Figure record extracts
────────────────────────────────────────

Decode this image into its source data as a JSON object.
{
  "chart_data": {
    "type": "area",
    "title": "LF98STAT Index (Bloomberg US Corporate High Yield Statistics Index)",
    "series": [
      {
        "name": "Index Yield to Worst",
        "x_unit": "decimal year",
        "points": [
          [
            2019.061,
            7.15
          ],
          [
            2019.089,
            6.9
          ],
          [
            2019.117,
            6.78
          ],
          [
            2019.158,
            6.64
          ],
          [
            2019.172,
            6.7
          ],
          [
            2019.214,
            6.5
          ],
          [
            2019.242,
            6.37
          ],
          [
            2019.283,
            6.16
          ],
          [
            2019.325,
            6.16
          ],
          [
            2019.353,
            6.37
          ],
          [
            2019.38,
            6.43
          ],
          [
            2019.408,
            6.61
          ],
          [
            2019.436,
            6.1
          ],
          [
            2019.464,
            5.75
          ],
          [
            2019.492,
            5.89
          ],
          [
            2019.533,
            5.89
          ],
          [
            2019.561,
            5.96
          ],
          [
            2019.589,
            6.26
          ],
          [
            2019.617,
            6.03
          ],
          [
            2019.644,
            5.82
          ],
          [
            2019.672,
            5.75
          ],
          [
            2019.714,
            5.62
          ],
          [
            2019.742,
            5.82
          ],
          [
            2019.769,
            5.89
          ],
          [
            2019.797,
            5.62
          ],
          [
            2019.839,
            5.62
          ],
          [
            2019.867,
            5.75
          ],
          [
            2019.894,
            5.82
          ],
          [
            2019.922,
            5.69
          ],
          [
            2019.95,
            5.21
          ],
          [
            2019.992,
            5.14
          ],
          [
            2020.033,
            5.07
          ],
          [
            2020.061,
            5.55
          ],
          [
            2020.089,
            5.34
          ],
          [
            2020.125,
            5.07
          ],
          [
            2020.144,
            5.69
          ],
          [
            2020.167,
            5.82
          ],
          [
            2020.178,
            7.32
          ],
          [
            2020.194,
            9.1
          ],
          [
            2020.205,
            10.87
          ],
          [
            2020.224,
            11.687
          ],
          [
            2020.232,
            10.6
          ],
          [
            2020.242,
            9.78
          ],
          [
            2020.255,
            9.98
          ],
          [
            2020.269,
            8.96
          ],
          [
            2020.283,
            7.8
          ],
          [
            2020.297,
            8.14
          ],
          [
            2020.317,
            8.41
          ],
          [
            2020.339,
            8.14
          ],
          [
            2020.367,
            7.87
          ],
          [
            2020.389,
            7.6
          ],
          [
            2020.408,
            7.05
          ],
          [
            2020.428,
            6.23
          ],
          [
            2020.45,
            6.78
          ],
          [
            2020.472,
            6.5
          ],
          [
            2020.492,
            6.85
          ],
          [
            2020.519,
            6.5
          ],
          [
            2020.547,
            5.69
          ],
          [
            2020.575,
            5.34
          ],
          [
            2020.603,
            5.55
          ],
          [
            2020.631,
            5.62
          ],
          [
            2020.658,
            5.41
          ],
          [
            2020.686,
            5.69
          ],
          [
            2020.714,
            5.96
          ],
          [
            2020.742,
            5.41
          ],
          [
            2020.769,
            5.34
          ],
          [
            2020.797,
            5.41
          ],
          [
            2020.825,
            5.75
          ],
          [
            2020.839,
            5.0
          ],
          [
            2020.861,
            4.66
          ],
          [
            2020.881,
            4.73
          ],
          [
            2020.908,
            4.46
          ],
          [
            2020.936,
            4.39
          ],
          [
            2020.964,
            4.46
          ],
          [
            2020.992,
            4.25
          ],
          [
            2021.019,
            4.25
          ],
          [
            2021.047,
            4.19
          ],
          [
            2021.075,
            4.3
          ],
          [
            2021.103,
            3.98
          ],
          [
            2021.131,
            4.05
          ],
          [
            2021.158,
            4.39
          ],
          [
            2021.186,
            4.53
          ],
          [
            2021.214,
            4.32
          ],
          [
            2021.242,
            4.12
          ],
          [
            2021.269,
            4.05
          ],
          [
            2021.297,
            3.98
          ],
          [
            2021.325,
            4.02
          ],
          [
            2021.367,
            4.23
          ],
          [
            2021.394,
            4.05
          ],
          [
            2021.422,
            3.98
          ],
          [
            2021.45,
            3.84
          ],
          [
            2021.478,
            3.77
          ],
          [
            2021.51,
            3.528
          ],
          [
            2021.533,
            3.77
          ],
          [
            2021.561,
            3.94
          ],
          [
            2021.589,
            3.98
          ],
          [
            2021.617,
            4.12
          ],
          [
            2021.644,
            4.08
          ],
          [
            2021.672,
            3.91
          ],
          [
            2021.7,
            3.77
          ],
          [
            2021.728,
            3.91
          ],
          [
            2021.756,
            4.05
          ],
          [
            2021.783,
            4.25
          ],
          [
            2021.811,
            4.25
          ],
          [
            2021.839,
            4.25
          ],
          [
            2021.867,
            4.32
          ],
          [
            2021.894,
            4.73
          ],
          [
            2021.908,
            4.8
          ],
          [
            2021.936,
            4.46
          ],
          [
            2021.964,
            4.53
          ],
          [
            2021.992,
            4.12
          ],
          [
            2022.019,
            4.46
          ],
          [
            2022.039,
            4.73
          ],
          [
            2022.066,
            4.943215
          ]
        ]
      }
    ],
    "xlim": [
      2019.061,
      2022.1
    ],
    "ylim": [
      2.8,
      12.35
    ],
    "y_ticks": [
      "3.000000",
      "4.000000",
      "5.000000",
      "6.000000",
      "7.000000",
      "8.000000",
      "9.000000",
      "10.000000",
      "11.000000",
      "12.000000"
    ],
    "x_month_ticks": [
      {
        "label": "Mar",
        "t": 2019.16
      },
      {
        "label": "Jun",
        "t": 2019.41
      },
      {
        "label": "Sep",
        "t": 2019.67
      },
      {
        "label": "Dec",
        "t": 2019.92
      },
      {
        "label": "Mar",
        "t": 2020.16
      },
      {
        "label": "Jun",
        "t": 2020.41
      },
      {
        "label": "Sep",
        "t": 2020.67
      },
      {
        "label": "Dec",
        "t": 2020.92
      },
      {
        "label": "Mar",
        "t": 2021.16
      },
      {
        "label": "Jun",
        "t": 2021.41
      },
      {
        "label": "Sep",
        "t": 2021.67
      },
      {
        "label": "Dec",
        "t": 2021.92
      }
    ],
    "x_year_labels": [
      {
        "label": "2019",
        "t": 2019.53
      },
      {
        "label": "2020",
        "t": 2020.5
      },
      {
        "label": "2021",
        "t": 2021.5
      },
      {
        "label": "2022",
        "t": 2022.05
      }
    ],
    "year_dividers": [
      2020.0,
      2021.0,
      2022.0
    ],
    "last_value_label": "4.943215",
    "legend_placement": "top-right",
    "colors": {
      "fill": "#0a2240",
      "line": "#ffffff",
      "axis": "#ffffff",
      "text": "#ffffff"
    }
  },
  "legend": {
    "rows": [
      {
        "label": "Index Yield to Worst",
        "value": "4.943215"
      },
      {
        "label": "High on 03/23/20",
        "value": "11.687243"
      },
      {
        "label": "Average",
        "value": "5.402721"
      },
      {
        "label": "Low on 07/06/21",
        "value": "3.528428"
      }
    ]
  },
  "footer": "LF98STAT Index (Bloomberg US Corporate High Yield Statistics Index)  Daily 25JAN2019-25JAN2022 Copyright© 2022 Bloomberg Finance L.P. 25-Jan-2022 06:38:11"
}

────────────────────────────────────────

» **Your objective**: In the records above, locate every line with the string "Worst" and copy it.

» **Response to the task**:
        "name": "Index Yield to Worst",
        "label": "Index Yield to Worst",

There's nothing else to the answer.